[Data records]
>>>

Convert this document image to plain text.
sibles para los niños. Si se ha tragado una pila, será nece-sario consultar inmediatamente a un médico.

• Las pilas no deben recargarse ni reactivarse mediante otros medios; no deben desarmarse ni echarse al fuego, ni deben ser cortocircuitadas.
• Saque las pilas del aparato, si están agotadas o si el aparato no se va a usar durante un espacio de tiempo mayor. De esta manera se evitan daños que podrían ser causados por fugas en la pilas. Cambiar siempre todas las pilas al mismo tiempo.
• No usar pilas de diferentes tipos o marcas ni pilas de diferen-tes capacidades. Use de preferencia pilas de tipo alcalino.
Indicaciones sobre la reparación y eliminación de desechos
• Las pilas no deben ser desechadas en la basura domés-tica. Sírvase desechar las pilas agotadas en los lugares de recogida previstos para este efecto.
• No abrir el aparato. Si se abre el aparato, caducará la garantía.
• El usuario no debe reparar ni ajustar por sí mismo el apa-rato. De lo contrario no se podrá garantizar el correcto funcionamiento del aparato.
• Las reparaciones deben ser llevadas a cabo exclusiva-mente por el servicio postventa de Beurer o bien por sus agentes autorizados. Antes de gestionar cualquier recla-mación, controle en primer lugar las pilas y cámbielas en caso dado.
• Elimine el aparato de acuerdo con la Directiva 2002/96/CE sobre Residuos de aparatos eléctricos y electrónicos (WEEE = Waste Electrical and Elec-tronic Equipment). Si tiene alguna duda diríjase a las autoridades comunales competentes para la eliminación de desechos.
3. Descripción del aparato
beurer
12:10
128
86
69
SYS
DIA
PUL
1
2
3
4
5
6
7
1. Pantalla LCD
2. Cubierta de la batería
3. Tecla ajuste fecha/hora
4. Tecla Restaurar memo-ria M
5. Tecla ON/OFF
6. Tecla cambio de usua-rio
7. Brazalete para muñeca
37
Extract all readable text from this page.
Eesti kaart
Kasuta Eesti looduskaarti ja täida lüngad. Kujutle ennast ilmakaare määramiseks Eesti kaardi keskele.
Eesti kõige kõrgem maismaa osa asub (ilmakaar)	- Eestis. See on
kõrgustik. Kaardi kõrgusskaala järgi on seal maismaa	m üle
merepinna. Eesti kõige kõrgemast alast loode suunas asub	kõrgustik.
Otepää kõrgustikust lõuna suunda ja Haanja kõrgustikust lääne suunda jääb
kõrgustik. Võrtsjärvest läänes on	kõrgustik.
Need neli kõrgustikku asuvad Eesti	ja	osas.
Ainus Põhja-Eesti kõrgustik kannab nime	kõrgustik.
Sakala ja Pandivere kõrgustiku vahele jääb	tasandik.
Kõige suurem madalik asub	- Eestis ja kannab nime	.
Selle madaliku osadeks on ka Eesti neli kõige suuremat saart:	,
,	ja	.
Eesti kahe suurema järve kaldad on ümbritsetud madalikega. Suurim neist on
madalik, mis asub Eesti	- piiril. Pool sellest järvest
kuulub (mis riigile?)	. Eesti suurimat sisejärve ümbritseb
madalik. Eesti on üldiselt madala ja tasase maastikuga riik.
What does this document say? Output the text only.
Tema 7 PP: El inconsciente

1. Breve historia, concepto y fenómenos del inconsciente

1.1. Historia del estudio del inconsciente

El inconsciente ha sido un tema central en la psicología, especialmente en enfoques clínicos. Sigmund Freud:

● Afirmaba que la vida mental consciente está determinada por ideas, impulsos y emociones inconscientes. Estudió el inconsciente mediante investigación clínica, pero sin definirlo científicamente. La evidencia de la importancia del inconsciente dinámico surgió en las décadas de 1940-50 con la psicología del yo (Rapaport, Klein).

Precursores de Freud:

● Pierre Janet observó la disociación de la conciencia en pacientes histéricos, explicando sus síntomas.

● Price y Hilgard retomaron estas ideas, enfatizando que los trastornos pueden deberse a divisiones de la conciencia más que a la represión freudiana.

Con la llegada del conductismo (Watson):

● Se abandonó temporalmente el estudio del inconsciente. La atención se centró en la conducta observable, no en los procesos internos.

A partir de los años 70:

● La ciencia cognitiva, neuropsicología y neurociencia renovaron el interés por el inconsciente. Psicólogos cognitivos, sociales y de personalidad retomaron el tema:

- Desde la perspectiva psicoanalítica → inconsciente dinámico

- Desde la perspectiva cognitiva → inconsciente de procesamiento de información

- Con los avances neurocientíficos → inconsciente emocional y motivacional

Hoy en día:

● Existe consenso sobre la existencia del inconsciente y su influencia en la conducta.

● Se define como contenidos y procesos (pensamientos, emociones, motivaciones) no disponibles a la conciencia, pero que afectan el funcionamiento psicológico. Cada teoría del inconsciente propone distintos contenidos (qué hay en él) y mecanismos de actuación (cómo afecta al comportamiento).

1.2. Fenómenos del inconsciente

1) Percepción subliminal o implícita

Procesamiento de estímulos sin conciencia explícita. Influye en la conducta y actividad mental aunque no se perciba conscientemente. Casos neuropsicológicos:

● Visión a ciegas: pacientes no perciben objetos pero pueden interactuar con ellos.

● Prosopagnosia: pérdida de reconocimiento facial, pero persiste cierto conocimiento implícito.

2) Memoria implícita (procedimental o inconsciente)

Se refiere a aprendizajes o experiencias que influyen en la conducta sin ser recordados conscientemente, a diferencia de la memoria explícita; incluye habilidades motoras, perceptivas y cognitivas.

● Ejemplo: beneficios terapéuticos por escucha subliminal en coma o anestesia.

<<<

Your goal:
Show every line from the listing above in which the string "mismo" appears.

Exercise answer:
• Saque las pilas del aparato, si están agotadas o si el aparato no se va a usar durante un espacio de tiempo mayor. De esta manera se evitan daños que podrían ser causados por fugas en la pilas. Cambiar siempre todas las pilas al mismo tiempo.
• El usuario no debe reparar ni ajustar por sí mismo el apa-rato. De lo contrario no se podrá garantizar el correcto funcionamiento del aparato.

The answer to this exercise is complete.